Your instructions -> Gather from the listing below each line that includes the word "premises", and copy it.
++++
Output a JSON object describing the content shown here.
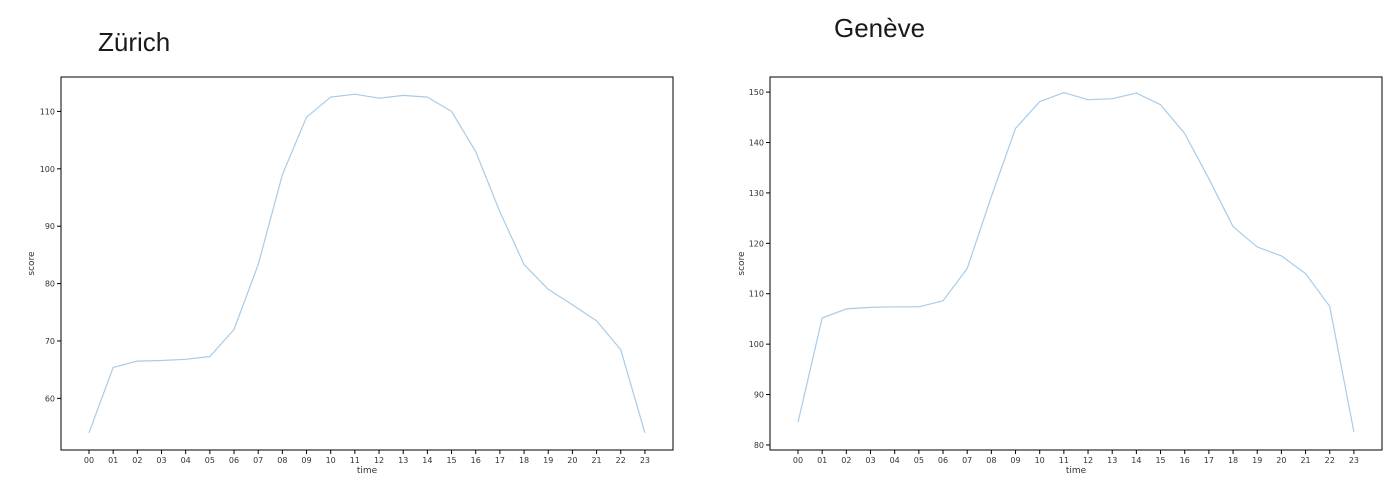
{
  "chart_data": [
    {
      "type": "line",
      "title": "Zürich",
      "xlabel": "time",
      "ylabel": "score",
      "categories": [
        "00",
        "01",
        "02",
        "03",
        "04",
        "05",
        "06",
        "07",
        "08",
        "09",
        "10",
        "11",
        "12",
        "13",
        "14",
        "15",
        "16",
        "17",
        "18",
        "19",
        "20",
        "21",
        "22",
        "23"
      ],
      "yticks": [
        60,
        70,
        80,
        90,
        100,
        110
      ],
      "ylim": [
        51,
        116
      ],
      "series": [
        {
          "values": [
            54.0,
            65.4,
            66.5,
            66.6,
            66.8,
            67.3,
            72.0,
            83.3,
            99.0,
            109.0,
            112.5,
            113.0,
            112.3,
            112.8,
            112.5,
            110.0,
            103.0,
            92.5,
            83.3,
            79.0,
            76.3,
            73.5,
            68.5,
            54.0
          ],
          "color": "#a8cce8"
        }
      ],
      "grid": false
    },
    {
      "type": "line",
      "title": "Genève",
      "xlabel": "time",
      "ylabel": "score",
      "categories": [
        "00",
        "01",
        "02",
        "03",
        "04",
        "05",
        "06",
        "07",
        "08",
        "09",
        "10",
        "11",
        "12",
        "13",
        "14",
        "15",
        "16",
        "17",
        "18",
        "19",
        "20",
        "21",
        "22",
        "23"
      ],
      "yticks": [
        80,
        90,
        100,
        110,
        120,
        130,
        140,
        150
      ],
      "ylim": [
        79,
        153
      ],
      "series": [
        {
          "values": [
            84.5,
            105.2,
            107.0,
            107.3,
            107.4,
            107.4,
            108.6,
            115.0,
            129.3,
            142.8,
            148.1,
            149.9,
            148.5,
            148.7,
            149.8,
            147.5,
            141.8,
            132.8,
            123.3,
            119.3,
            117.5,
            114.0,
            107.5,
            82.6
          ],
          "color": "#a8cce8"
        }
      ],
      "grid": false
    }
  ],
  "colors": {
    "line": "#a8cce8",
    "axes": "#000000",
    "text": "#333333"
  }
}
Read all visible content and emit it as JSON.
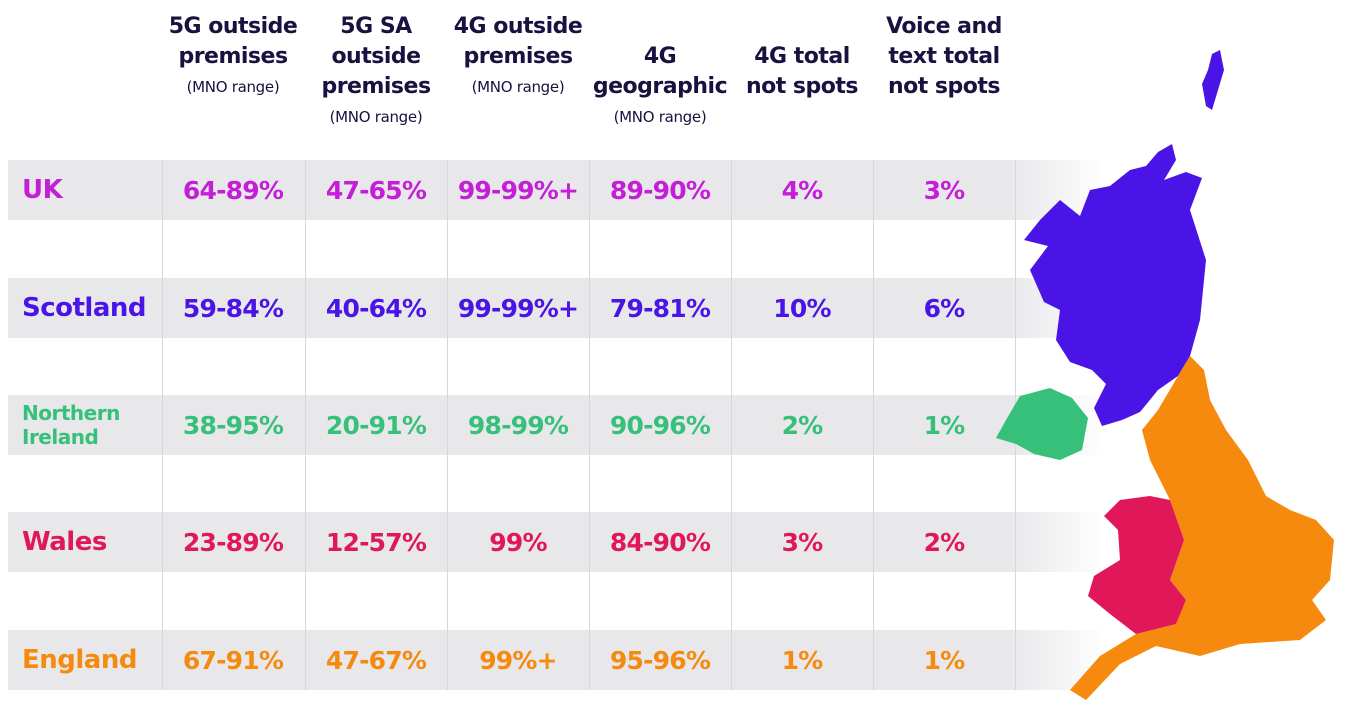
{
  "headers": [
    {
      "title": "5G outside premises",
      "sub": "(MNO range)"
    },
    {
      "title": "5G SA outside premises",
      "sub": "(MNO range)"
    },
    {
      "title": "4G outside premises",
      "sub": "(MNO range)"
    },
    {
      "title": "4G geographic",
      "sub": "(MNO range)"
    },
    {
      "title": "4G total not spots",
      "sub": ""
    },
    {
      "title": "Voice and text total not spots",
      "sub": ""
    }
  ],
  "rows": [
    {
      "label": "UK",
      "color": "#c41ed8",
      "values": [
        "64-89%",
        "47-65%",
        "99-99%+",
        "89-90%",
        "4%",
        "3%"
      ]
    },
    {
      "label": "Scotland",
      "color": "#4b14e6",
      "values": [
        "59-84%",
        "40-64%",
        "99-99%+",
        "79-81%",
        "10%",
        "6%"
      ]
    },
    {
      "label": "Northern Ireland",
      "color": "#37c07a",
      "values": [
        "38-95%",
        "20-91%",
        "98-99%",
        "90-96%",
        "2%",
        "1%"
      ]
    },
    {
      "label": "Wales",
      "color": "#e0185a",
      "values": [
        "23-89%",
        "12-57%",
        "99%",
        "84-90%",
        "3%",
        "2%"
      ]
    },
    {
      "label": "England",
      "color": "#f68a0e",
      "values": [
        "67-91%",
        "47-67%",
        "99%+",
        "95-96%",
        "1%",
        "1%"
      ]
    }
  ],
  "map": {
    "scotland_color": "#4b14e6",
    "northern_ireland_color": "#37c07a",
    "wales_color": "#e0185a",
    "england_color": "#f68a0e"
  }
}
++++
Answer to the problem ->
      "title": "5G outside premises",
      "title": "5G SA outside premises",
      "title": "4G outside premises",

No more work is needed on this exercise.